**INSTRUCTIONS FOR THE TASK**
Write the material out again exactly.

--

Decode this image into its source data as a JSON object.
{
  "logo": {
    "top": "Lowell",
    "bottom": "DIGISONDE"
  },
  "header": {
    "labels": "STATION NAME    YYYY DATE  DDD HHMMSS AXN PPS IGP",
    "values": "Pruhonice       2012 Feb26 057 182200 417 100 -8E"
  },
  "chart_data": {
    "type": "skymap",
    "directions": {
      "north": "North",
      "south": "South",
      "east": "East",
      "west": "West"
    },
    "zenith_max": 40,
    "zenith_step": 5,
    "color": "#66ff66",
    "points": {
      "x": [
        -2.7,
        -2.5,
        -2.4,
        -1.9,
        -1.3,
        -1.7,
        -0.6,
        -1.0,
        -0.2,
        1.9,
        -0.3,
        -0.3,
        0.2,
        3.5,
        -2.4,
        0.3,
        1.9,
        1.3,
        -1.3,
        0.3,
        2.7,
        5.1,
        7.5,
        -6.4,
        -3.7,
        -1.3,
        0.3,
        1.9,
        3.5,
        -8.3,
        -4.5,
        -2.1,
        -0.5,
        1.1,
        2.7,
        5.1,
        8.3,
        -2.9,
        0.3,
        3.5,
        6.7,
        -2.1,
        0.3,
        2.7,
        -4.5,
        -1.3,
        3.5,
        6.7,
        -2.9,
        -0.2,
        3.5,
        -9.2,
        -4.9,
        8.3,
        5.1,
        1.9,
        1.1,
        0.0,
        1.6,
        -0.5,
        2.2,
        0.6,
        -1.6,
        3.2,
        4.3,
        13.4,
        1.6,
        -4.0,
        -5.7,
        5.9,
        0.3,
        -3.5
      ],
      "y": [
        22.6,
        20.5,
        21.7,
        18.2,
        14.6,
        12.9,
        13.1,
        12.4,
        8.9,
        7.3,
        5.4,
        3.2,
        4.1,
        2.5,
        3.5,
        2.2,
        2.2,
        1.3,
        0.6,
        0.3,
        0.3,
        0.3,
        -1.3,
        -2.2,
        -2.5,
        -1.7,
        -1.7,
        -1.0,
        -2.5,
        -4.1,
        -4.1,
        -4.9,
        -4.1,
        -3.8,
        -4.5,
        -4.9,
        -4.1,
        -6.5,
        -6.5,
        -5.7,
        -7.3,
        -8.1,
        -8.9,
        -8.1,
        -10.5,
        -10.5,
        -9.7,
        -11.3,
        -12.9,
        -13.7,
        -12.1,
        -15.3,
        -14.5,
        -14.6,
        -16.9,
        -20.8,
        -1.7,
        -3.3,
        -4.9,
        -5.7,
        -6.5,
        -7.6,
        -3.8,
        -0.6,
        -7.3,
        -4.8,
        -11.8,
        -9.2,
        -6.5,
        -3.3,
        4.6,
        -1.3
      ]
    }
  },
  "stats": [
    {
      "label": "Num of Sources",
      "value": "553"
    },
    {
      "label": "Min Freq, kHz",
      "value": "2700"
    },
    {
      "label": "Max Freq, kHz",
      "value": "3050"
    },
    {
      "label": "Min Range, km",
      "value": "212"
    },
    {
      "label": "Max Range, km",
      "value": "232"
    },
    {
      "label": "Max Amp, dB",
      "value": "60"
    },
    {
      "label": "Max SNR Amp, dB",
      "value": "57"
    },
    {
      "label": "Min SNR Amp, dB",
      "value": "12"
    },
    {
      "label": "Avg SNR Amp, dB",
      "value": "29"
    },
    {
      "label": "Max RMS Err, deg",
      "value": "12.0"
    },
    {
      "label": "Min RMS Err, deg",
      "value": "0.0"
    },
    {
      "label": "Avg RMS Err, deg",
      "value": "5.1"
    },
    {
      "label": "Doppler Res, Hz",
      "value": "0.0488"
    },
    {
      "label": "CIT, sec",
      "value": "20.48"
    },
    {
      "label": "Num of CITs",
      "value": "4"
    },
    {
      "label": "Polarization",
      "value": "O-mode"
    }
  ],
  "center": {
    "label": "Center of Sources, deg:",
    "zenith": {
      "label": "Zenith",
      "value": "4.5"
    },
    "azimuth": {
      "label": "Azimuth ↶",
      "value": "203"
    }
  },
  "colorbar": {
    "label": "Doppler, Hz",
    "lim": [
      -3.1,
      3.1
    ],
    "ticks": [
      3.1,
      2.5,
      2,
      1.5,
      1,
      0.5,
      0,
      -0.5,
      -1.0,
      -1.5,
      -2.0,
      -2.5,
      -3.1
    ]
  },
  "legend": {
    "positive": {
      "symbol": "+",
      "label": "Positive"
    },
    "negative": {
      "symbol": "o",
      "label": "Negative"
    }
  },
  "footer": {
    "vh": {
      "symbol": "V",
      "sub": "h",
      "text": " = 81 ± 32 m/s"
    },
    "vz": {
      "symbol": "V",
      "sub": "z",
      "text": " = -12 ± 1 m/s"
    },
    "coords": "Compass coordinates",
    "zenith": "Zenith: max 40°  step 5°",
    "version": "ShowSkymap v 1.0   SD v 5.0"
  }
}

--

**COMPLETE OUTPUT**
Decode this image into its source data as a JSON object.
{
  "logo": {
    "top": "Lowell",
    "bottom": "DIGISONDE"
  },
  "header": {
    "labels": "STATION NAME    YYYY DATE  DDD HHMMSS AXN PPS IGP",
    "values": "Pruhonice       2012 Feb26 057 182200 417 100 -8E"
  },
  "chart_data": {
    "type": "skymap",
    "directions": {
      "north": "North",
      "south": "South",
      "east": "East",
      "west": "West"
    },
    "zenith_max": 40,
    "zenith_step": 5,
    "color": "#66ff66",
    "points": {
      "x": [
        -2.7,
        -2.5,
        -2.4,
        -1.9,
        -1.3,
        -1.7,
        -0.6,
        -1.0,
        -0.2,
        1.9,
        -0.3,
        -0.3,
        0.2,
        3.5,
        -2.4,
        0.3,
        1.9,
        1.3,
        -1.3,
        0.3,
        2.7,
        5.1,
        7.5,
        -6.4,
        -3.7,
        -1.3,
        0.3,
        1.9,
        3.5,
        -8.3,
        -4.5,
        -2.1,
        -0.5,
        1.1,
        2.7,
        5.1,
        8.3,
        -2.9,
        0.3,
        3.5,
        6.7,
        -2.1,
        0.3,
        2.7,
        -4.5,
        -1.3,
        3.5,
        6.7,
        -2.9,
        -0.2,
        3.5,
        -9.2,
        -4.9,
        8.3,
        5.1,
        1.9,
        1.1,
        0.0,
        1.6,
        -0.5,
        2.2,
        0.6,
        -1.6,
        3.2,
        4.3,
        13.4,
        1.6,
        -4.0,
        -5.7,
        5.9,
        0.3,
        -3.5
      ],
      "y": [
        22.6,
        20.5,
        21.7,
        18.2,
        14.6,
        12.9,
        13.1,
        12.4,
        8.9,
        7.3,
        5.4,
        3.2,
        4.1,
        2.5,
        3.5,
        2.2,
        2.2,
        1.3,
        0.6,
        0.3,
        0.3,
        0.3,
        -1.3,
        -2.2,
        -2.5,
        -1.7,
        -1.7,
        -1.0,
        -2.5,
        -4.1,
        -4.1,
        -4.9,
        -4.1,
        -3.8,
        -4.5,
        -4.9,
        -4.1,
        -6.5,
        -6.5,
        -5.7,
        -7.3,
        -8.1,
        -8.9,
        -8.1,
        -10.5,
        -10.5,
        -9.7,
        -11.3,
        -12.9,
        -13.7,
        -12.1,
        -15.3,
        -14.5,
        -14.6,
        -16.9,
        -20.8,
        -1.7,
        -3.3,
        -4.9,
        -5.7,
        -6.5,
        -7.6,
        -3.8,
        -0.6,
        -7.3,
        -4.8,
        -11.8,
        -9.2,
        -6.5,
        -3.3,
        4.6,
        -1.3
      ]
    }
  },
  "stats": [
    {
      "label": "Num of Sources",
      "value": "553"
    },
    {
      "label": "Min Freq, kHz",
      "value": "2700"
    },
    {
      "label": "Max Freq, kHz",
      "value": "3050"
    },
    {
      "label": "Min Range, km",
      "value": "212"
    },
    {
      "label": "Max Range, km",
      "value": "232"
    },
    {
      "label": "Max Amp, dB",
      "value": "60"
    },
    {
      "label": "Max SNR Amp, dB",
      "value": "57"
    },
    {
      "label": "Min SNR Amp, dB",
      "value": "12"
    },
    {
      "label": "Avg SNR Amp, dB",
      "value": "29"
    },
    {
      "label": "Max RMS Err, deg",
      "value": "12.0"
    },
    {
      "label": "Min RMS Err, deg",
      "value": "0.0"
    },
    {
      "label": "Avg RMS Err, deg",
      "value": "5.1"
    },
    {
      "label": "Doppler Res, Hz",
      "value": "0.0488"
    },
    {
      "label": "CIT, sec",
      "value": "20.48"
    },
    {
      "label": "Num of CITs",
      "value": "4"
    },
    {
      "label": "Polarization",
      "value": "O-mode"
    }
  ],
  "center": {
    "label": "Center of Sources, deg:",
    "zenith": {
      "label": "Zenith",
      "value": "4.5"
    },
    "azimuth": {
      "label": "Azimuth ↶",
      "value": "203"
    }
  },
  "colorbar": {
    "label": "Doppler, Hz",
    "lim": [
      -3.1,
      3.1
    ],
    "ticks": [
      3.1,
      2.5,
      2,
      1.5,
      1,
      0.5,
      0,
      -0.5,
      -1.0,
      -1.5,
      -2.0,
      -2.5,
      -3.1
    ]
  },
  "legend": {
    "positive": {
      "symbol": "+",
      "label": "Positive"
    },
    "negative": {
      "symbol": "o",
      "label": "Negative"
    }
  },
  "footer": {
    "vh": {
      "symbol": "V",
      "sub": "h",
      "text": " = 81 ± 32 m/s"
    },
    "vz": {
      "symbol": "V",
      "sub": "z",
      "text": " = -12 ± 1 m/s"
    },
    "coords": "Compass coordinates",
    "zenith": "Zenith: max 40°  step 5°",
    "version": "ShowSkymap v 1.0   SD v 5.0"
  }
}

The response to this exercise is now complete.